Collection entries:
* Begin *

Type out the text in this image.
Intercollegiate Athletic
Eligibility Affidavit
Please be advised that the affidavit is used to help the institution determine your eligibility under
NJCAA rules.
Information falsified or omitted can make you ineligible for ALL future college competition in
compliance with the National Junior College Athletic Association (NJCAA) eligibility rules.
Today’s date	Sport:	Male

* End *
* Begin *

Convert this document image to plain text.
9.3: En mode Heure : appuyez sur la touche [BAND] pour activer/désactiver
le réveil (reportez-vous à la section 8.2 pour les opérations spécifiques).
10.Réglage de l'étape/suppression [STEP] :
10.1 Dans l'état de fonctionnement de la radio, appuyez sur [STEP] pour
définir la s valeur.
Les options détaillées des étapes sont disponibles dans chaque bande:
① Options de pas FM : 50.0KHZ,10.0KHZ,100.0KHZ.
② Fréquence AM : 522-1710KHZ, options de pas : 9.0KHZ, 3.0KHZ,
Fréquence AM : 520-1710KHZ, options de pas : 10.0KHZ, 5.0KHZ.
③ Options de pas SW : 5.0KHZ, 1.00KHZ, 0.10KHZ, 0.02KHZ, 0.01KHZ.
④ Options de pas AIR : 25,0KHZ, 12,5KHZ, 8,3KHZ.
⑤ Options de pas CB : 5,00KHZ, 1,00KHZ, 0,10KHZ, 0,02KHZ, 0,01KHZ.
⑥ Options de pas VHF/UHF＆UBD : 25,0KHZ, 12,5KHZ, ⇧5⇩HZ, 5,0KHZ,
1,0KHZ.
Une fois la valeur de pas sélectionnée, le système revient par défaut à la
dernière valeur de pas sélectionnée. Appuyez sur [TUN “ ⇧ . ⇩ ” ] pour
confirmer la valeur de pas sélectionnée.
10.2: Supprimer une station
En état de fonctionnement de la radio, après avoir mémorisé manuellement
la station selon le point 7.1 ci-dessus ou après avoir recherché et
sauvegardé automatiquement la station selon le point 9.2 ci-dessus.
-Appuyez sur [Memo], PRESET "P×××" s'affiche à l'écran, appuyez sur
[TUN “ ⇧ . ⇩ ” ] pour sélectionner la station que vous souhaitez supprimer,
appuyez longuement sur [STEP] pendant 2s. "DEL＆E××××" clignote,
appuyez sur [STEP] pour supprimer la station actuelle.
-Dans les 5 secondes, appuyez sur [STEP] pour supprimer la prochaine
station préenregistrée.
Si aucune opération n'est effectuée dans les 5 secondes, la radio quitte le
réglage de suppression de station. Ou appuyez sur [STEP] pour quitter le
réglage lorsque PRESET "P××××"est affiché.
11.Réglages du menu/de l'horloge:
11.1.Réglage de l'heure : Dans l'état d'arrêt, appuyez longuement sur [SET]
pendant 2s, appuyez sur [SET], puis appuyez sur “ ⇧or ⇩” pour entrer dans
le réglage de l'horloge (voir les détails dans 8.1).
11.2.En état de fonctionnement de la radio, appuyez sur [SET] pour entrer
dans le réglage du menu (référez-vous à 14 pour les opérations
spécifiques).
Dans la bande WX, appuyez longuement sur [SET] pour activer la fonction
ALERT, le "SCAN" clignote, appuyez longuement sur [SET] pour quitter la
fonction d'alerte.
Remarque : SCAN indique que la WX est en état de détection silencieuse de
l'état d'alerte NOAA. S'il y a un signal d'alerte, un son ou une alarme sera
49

* End *

Reply with nothing except the number of lines in the listing above that include the string "Athletic".

Reply to the exercise: 2